Given records:
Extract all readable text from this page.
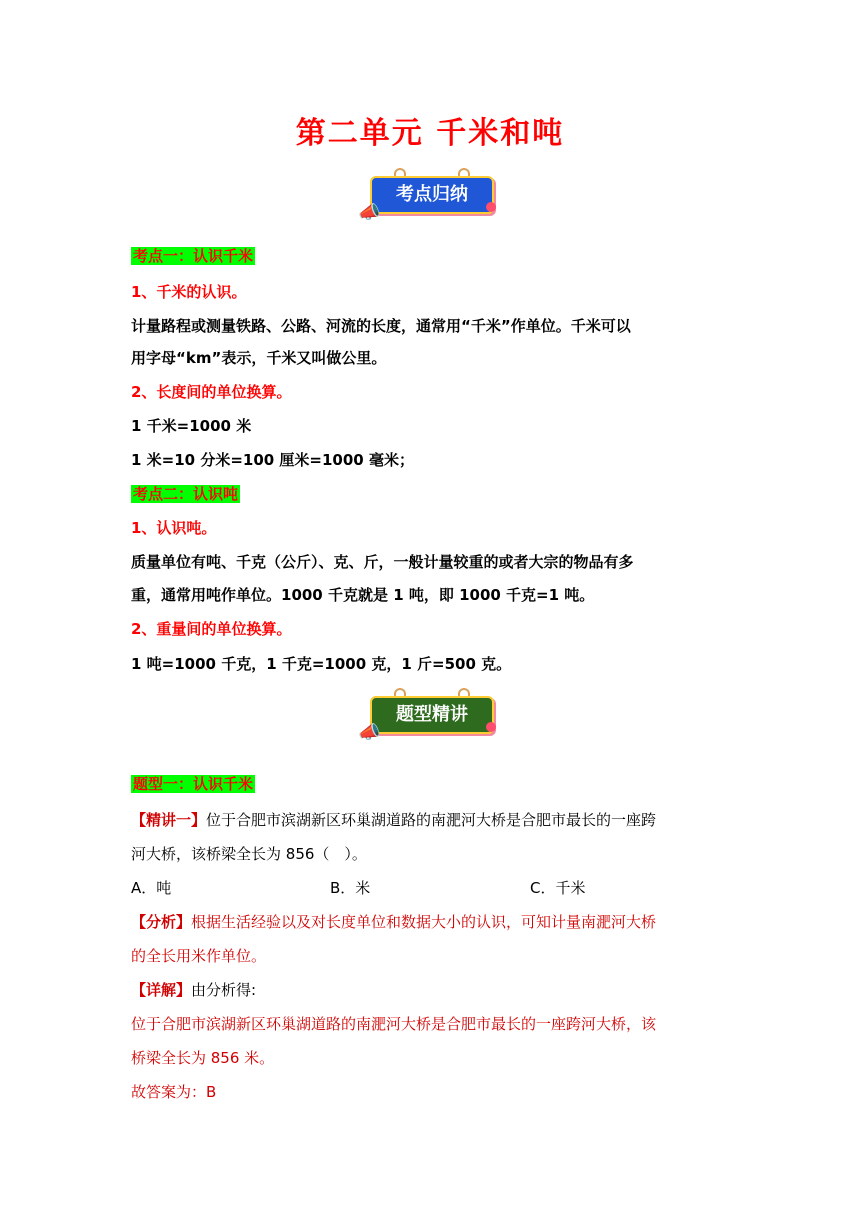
第二单元 千米和吨
考点归纳
📣
考点一：认识千米
1、千米的认识。
计量路程或测量铁路、公路、河流的长度，通常用“千米”作单位。千米可以
用字母“km”表示，千米又叫做公里。
2、长度间的单位换算。
1 千米=1000 米
1 米=10 分米=100 厘米=1000 毫米；
考点二：认识吨
1、认识吨。
质量单位有吨、千克（公斤）、克、斤，一般计量较重的或者大宗的物品有多
重，通常用吨作单位。1000 千克就是 1 吨，即 1000 千克=1 吨。
2、重量间的单位换算。
1 吨=1000 千克，1 千克=1000 克，1 斤=500 克。
题型精讲
📣
题型一：认识千米
【精讲一】位于合肥市滨湖新区环巢湖道路的南淝河大桥是合肥市最长的一座跨
河大桥，该桥梁全长为 856（　）。
A．吨	B．米	C．千米
【分析】根据生活经验以及对长度单位和数据大小的认识，可知计量南淝河大桥
的全长用米作单位。
【详解】由分析得:
位于合肥市滨湖新区环巢湖道路的南淝河大桥是合肥市最长的一座跨河大桥，该
桥梁全长为 856 米。
故答案为：B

Stated problem:
Repeat the data exactly, excluding the pictures.

Reply to the task:
Extract all readable text from this page.
第二单元 千米和吨
考点归纳
📣
考点一：认识千米
1、千米的认识。
计量路程或测量铁路、公路、河流的长度，通常用“千米”作单位。千米可以
用字母“km”表示，千米又叫做公里。
2、长度间的单位换算。
1 千米=1000 米
1 米=10 分米=100 厘米=1000 毫米；
考点二：认识吨
1、认识吨。
质量单位有吨、千克（公斤）、克、斤，一般计量较重的或者大宗的物品有多
重，通常用吨作单位。1000 千克就是 1 吨，即 1000 千克=1 吨。
2、重量间的单位换算。
1 吨=1000 千克，1 千克=1000 克，1 斤=500 克。
题型精讲
📣
题型一：认识千米
【精讲一】位于合肥市滨湖新区环巢湖道路的南淝河大桥是合肥市最长的一座跨
河大桥，该桥梁全长为 856（　）。
A．吨	B．米	C．千米
【分析】根据生活经验以及对长度单位和数据大小的认识，可知计量南淝河大桥
的全长用米作单位。
【详解】由分析得:
位于合肥市滨湖新区环巢湖道路的南淝河大桥是合肥市最长的一座跨河大桥，该
桥梁全长为 856 米。
故答案为：B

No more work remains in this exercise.